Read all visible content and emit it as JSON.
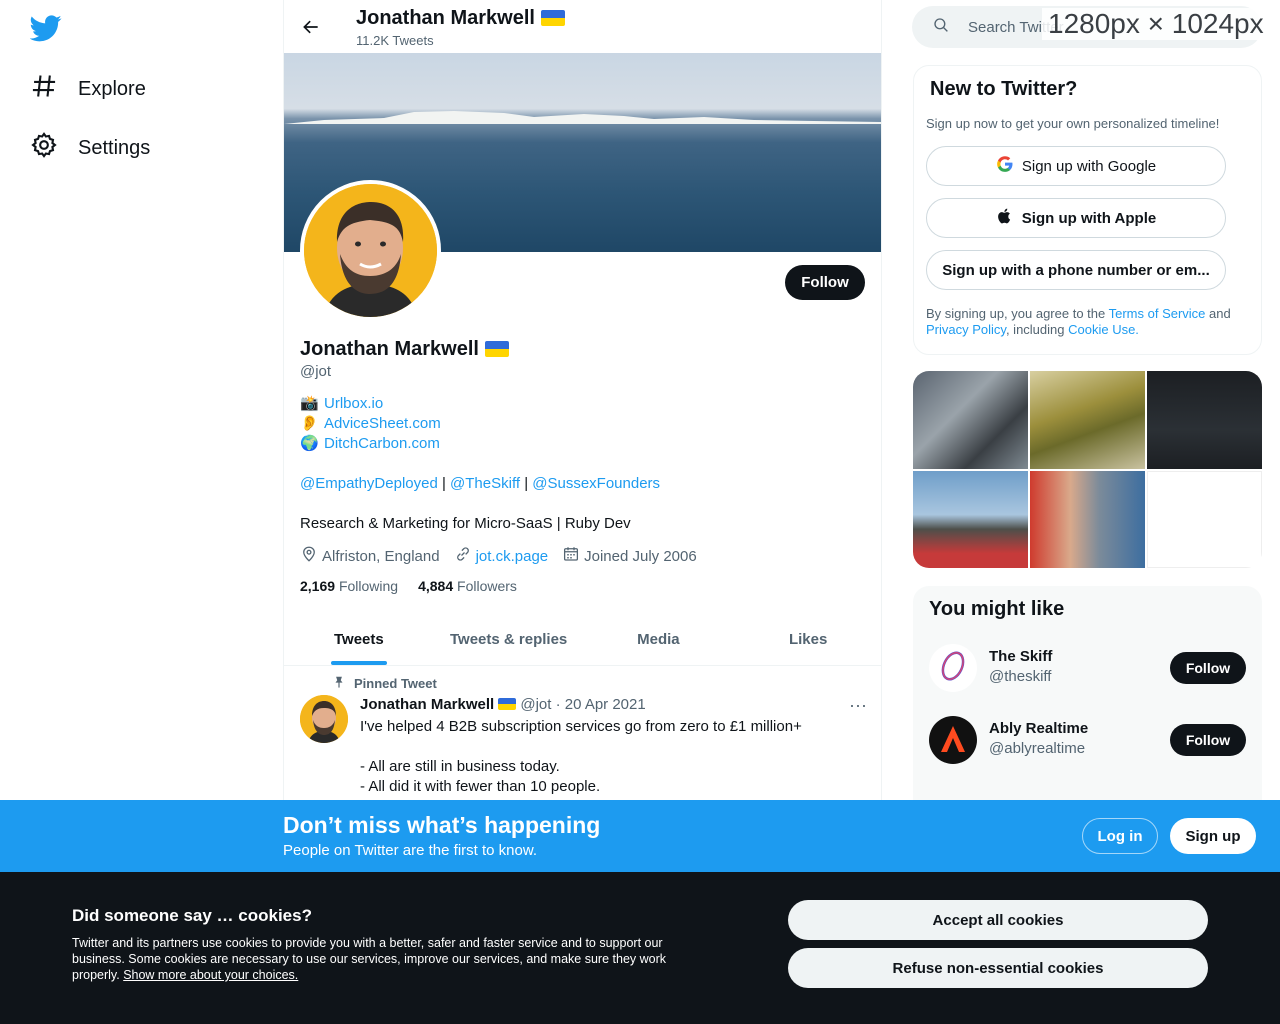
{
  "nav": {
    "explore_label": "Explore",
    "settings_label": "Settings"
  },
  "header": {
    "name": "Jonathan Markwell",
    "tweet_count": "11.2K Tweets"
  },
  "profile": {
    "name": "Jonathan Markwell",
    "handle": "@jot",
    "follow_label": "Follow",
    "links": [
      {
        "emoji": "📸",
        "text": "Urlbox.io"
      },
      {
        "emoji": "👂",
        "text": "AdviceSheet.com"
      },
      {
        "emoji": "🌍",
        "text": "DitchCarbon.com"
      }
    ],
    "mentions": [
      "@EmpathyDeployed",
      "@TheSkiff",
      "@SussexFounders"
    ],
    "mention_sep": " | ",
    "description": "Research & Marketing for Micro-SaaS | Ruby Dev",
    "location": "Alfriston, England",
    "website": "jot.ck.page",
    "joined": "Joined July 2006",
    "following_count": "2,169",
    "following_label": "Following",
    "followers_count": "4,884",
    "followers_label": "Followers"
  },
  "tabs": [
    {
      "label": "Tweets",
      "active": true
    },
    {
      "label": "Tweets & replies",
      "active": false
    },
    {
      "label": "Media",
      "active": false
    },
    {
      "label": "Likes",
      "active": false
    }
  ],
  "tweet": {
    "pinned_label": "Pinned Tweet",
    "author": "Jonathan Markwell",
    "handle": "@jot",
    "date": "20 Apr 2021",
    "more": "···",
    "line1": "I've helped 4 B2B subscription services go from zero to £1 million+",
    "line2": "- All are still in business today.",
    "line3": "- All did it with fewer than 10 people."
  },
  "search": {
    "placeholder": "Search Twitter"
  },
  "overlay_label": "1280px × 1024px",
  "signup": {
    "title": "New to Twitter?",
    "subtitle": "Sign up now to get your own personalized timeline!",
    "google_label": "Sign up with Google",
    "apple_label": "Sign up with Apple",
    "phone_label": "Sign up with a phone number or em...",
    "terms_prefix": "By signing up, you agree to the ",
    "terms_link": "Terms of Service",
    "terms_and": " and ",
    "privacy_link": "Privacy Policy",
    "terms_including": ", including ",
    "cookie_link": "Cookie Use."
  },
  "might_like": {
    "title": "You might like",
    "accounts": [
      {
        "name": "The Skiff",
        "handle": "@theskiff",
        "follow": "Follow"
      },
      {
        "name": "Ably Realtime",
        "handle": "@ablyrealtime",
        "follow": "Follow"
      }
    ]
  },
  "dont_miss": {
    "title": "Don’t miss what’s happening",
    "subtitle": "People on Twitter are the first to know.",
    "login_label": "Log in",
    "signup_label": "Sign up"
  },
  "cookies": {
    "title": "Did someone say … cookies?",
    "text": "Twitter and its partners use cookies to provide you with a better, safer and faster service and to support our business. Some cookies are necessary to use our services, improve our services, and make sure they work properly. ",
    "link": "Show more about your choices.",
    "accept_label": "Accept all cookies",
    "refuse_label": "Refuse non-essential cookies"
  },
  "colors": {
    "accent": "#1d9bf0",
    "text": "#0f1419",
    "muted": "#536471",
    "cookie_bg": "#0f1419"
  },
  "icons": [
    "twitter-bird-icon",
    "hashtag-icon",
    "gear-icon",
    "back-arrow-icon",
    "search-icon",
    "pin-icon",
    "location-icon",
    "link-icon",
    "calendar-icon",
    "google-icon",
    "apple-icon",
    "more-icon"
  ]
}
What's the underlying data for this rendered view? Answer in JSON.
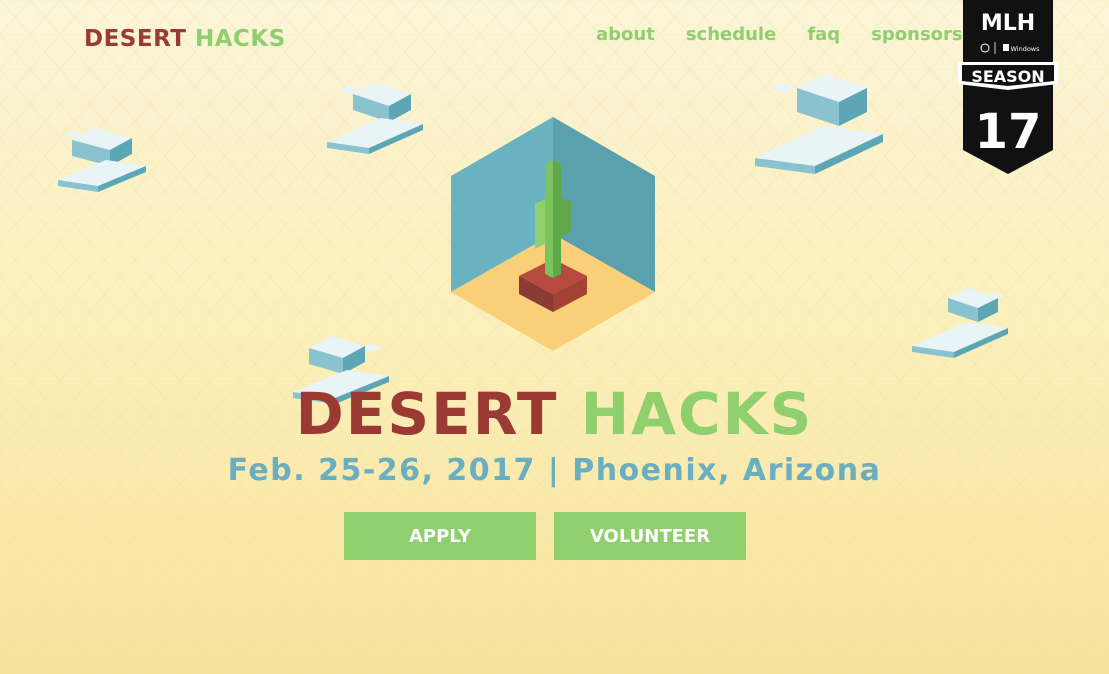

###

§ **Written task**
Retype each record exactly as it stands, but do not include the pictures.

§ **Complete response**
Read all visible content and emit it as JSON.
{
  "nav": {
    "explore_label": "Explore",
    "settings_label": "Settings"
  },
  "header": {
    "name": "Jonathan Markwell",
    "tweet_count": "11.2K Tweets"
  },
  "profile": {
    "name": "Jonathan Markwell",
    "handle": "@jot",
    "follow_label": "Follow",
    "links": [
      {
        "emoji": "📸",
        "text": "Urlbox.io"
      },
      {
        "emoji": "👂",
        "text": "AdviceSheet.com"
      },
      {
        "emoji": "🌍",
        "text": "DitchCarbon.com"
      }
    ],
    "mentions": [
      "@EmpathyDeployed",
      "@TheSkiff",
      "@SussexFounders"
    ],
    "mention_sep": " | ",
    "description": "Research & Marketing for Micro-SaaS | Ruby Dev",
    "location": "Alfriston, England",
    "website": "jot.ck.page",
    "joined": "Joined July 2006",
    "following_count": "2,169",
    "following_label": "Following",
    "followers_count": "4,884",
    "followers_label": "Followers"
  },
  "tabs": [
    {
      "label": "Tweets",
      "active": true
    },
    {
      "label": "Tweets & replies",
      "active": false
    },
    {
      "label": "Media",
      "active": false
    },
    {
      "label": "Likes",
      "active": false
    }
  ],
  "tweet": {
    "pinned_label": "Pinned Tweet",
    "author": "Jonathan Markwell",
    "handle": "@jot",
    "date": "20 Apr 2021",
    "more": "···",
    "line1": "I've helped 4 B2B subscription services go from zero to £1 million+",
    "line2": "- All are still in business today.",
    "line3": "- All did it with fewer than 10 people."
  },
  "search": {
    "placeholder": "Search Twitter"
  },
  "overlay_label": "1280px × 1024px",
  "signup": {
    "title": "New to Twitter?",
    "subtitle": "Sign up now to get your own personalized timeline!",
    "google_label": "Sign up with Google",
    "apple_label": "Sign up with Apple",
    "phone_label": "Sign up with a phone number or em...",
    "terms_prefix": "By signing up, you agree to the ",
    "terms_link": "Terms of Service",
    "terms_and": " and ",
    "privacy_link": "Privacy Policy",
    "terms_including": ", including ",
    "cookie_link": "Cookie Use."
  },
  "might_like": {
    "title": "You might like",
    "accounts": [
      {
        "name": "The Skiff",
        "handle": "@theskiff",
        "follow": "Follow"
      },
      {
        "name": "Ably Realtime",
        "handle": "@ablyrealtime",
        "follow": "Follow"
      }
    ]
  },
  "dont_miss": {
    "title": "Don’t miss what’s happening",
    "subtitle": "People on Twitter are the first to know.",
    "login_label": "Log in",
    "signup_label": "Sign up"
  },
  "cookies": {
    "title": "Did someone say … cookies?",
    "text": "Twitter and its partners use cookies to provide you with a better, safer and faster service and to support our business. Some cookies are necessary to use our services, improve our services, and make sure they work properly. ",
    "link": "Show more about your choices.",
    "accept_label": "Accept all cookies",
    "refuse_label": "Refuse non-essential cookies"
  },
  "colors": {
    "accent": "#1d9bf0",
    "text": "#0f1419",
    "muted": "#536471",
    "cookie_bg": "#0f1419"
  },
  "icons": [
    "twitter-bird-icon",
    "hashtag-icon",
    "gear-icon",
    "back-arrow-icon",
    "search-icon",
    "pin-icon",
    "location-icon",
    "link-icon",
    "calendar-icon",
    "google-icon",
    "apple-icon",
    "more-icon"
  ]
}
What's the underlying data for this rendered view? Answer in JSON.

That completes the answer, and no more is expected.